■ What is being asked: Select from the data all lines with the word "tensioning".

■ Data rows:
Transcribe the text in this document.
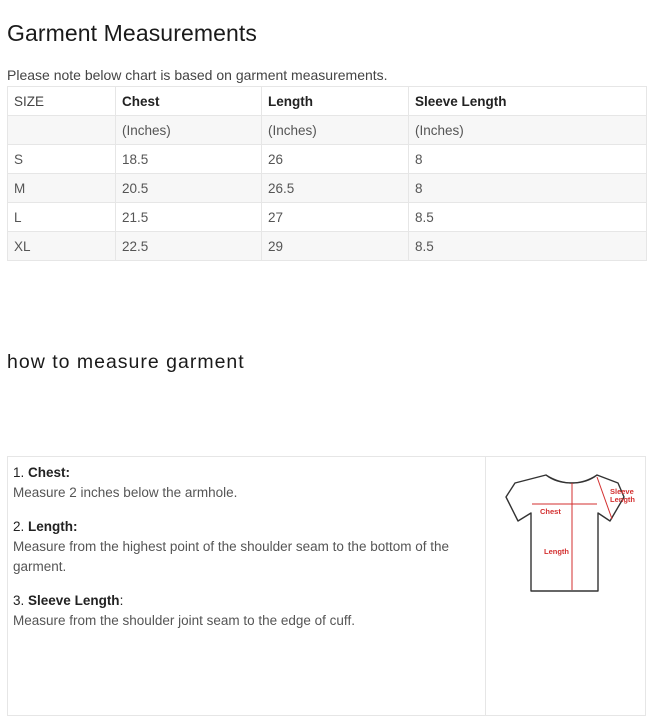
Garment Measurements
Please note below chart is based on garment measurements.
SIZE	Chest	Length	Sleeve Length
	(Inches)	(Inches)	(Inches)
S	18.5	26	8
M	20.5	26.5	8
L	21.5	27	8.5
XL	22.5	29	8.5
how to measure garment
1. Chest:
Measure 2 inches below the armhole.
2. Length:
Measure from the highest point of the shoulder seam to the bottom of the garment.
3. Sleeve Length:
Measure from the shoulder joint seam to the edge of cuff.
Chest
Length
Sleeve
Length
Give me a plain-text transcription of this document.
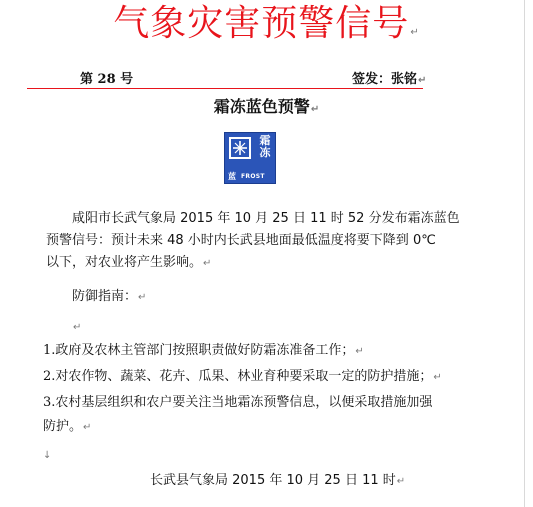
气象灾害预警信号↵
第 28 号	签发：张铭↵
霜冻蓝色预警↵
霜冻
蓝 FROST
咸阳市长武气象局 2015 年 10 月 25 日 11 时 52 分发布霜冻蓝色
预警信号：预计未来 48 小时内长武县地面最低温度将要下降到 0℃
以下，对农业将产生影响。↵
防御指南：↵
↵
1.政府及农林主管部门按照职责做好防霜冻准备工作；↵
2.对农作物、蔬菜、花卉、瓜果、林业育种要采取一定的防护措施；↵
3.农村基层组织和农户要关注当地霜冻预警信息，以便采取措施加强
防护。↵
↓
长武县气象局 2015 年 10 月 25 日 11 时↵
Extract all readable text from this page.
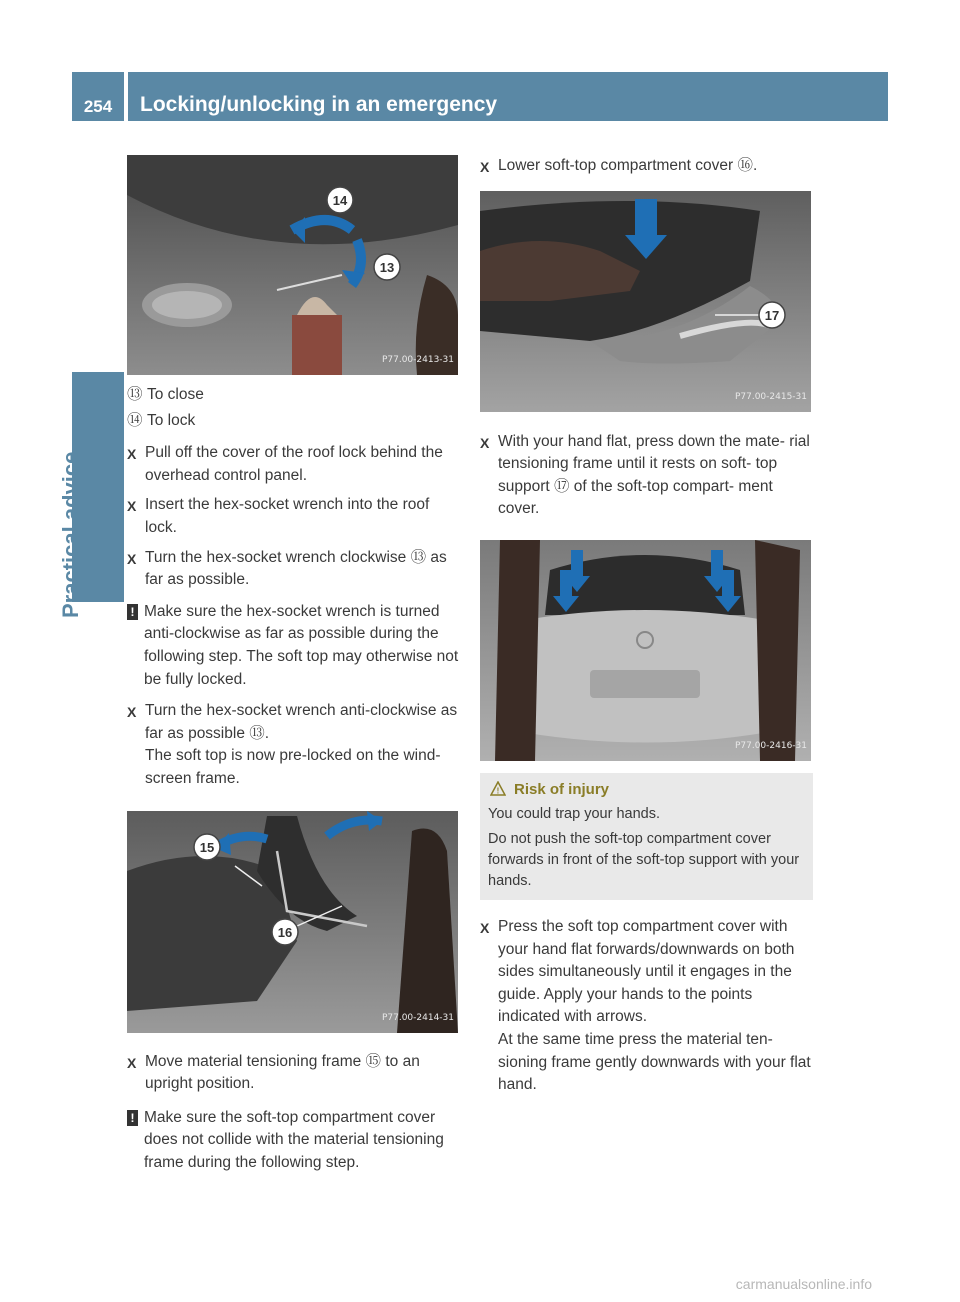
254	Locking/unlocking in an emergency
Practical advice
14
13
P77.00-2413-31
⑬ To close
⑭ To lock
X Pull off the cover of the roof lock behind the overhead control panel.
X Insert the hex-socket wrench into the roof lock.
X Turn the hex-socket wrench clockwise ⑬ as far as possible.
! Make sure the hex-socket wrench is turned anti-clockwise as far as possible during the following step. The soft top may otherwise not be fully locked.
X Turn the hex-socket wrench anti-clockwise as far as possible ⑬.
The soft top is now pre-locked on the wind- screen frame.
15
16
P77.00-2414-31
X Move material tensioning frame ⑮ to an upright position.
! Make sure the soft-top compartment cover does not collide with the material tensioning frame during the following step.
X Lower soft-top compartment cover ⑯.
17
P77.00-2415-31
X With your hand flat, press down the mate- rial tensioning frame until it rests on soft- top support ⑰ of the soft-top compart- ment cover.
P77.00-2416-31
! Risk of injury

You could trap your hands.

Do not push the soft-top compartment cover forwards in front of the soft-top support with your hands.

X Press the soft top compartment cover with your hand flat forwards/downwards on both sides simultaneously until it engages in the guide. Apply your hands to the points indicated with arrows.
At the same time press the material ten- sioning frame gently downwards with your flat hand.
carmanualsonline.info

■ Correct response:
X Move material tensioning frame ⑮ to an upright position.
! Make sure the soft-top compartment cover does not collide with the material tensioning frame during the following step.
X With your hand flat, press down the mate- rial tensioning frame until it rests on soft- top support ⑰ of the soft-top compart- ment cover.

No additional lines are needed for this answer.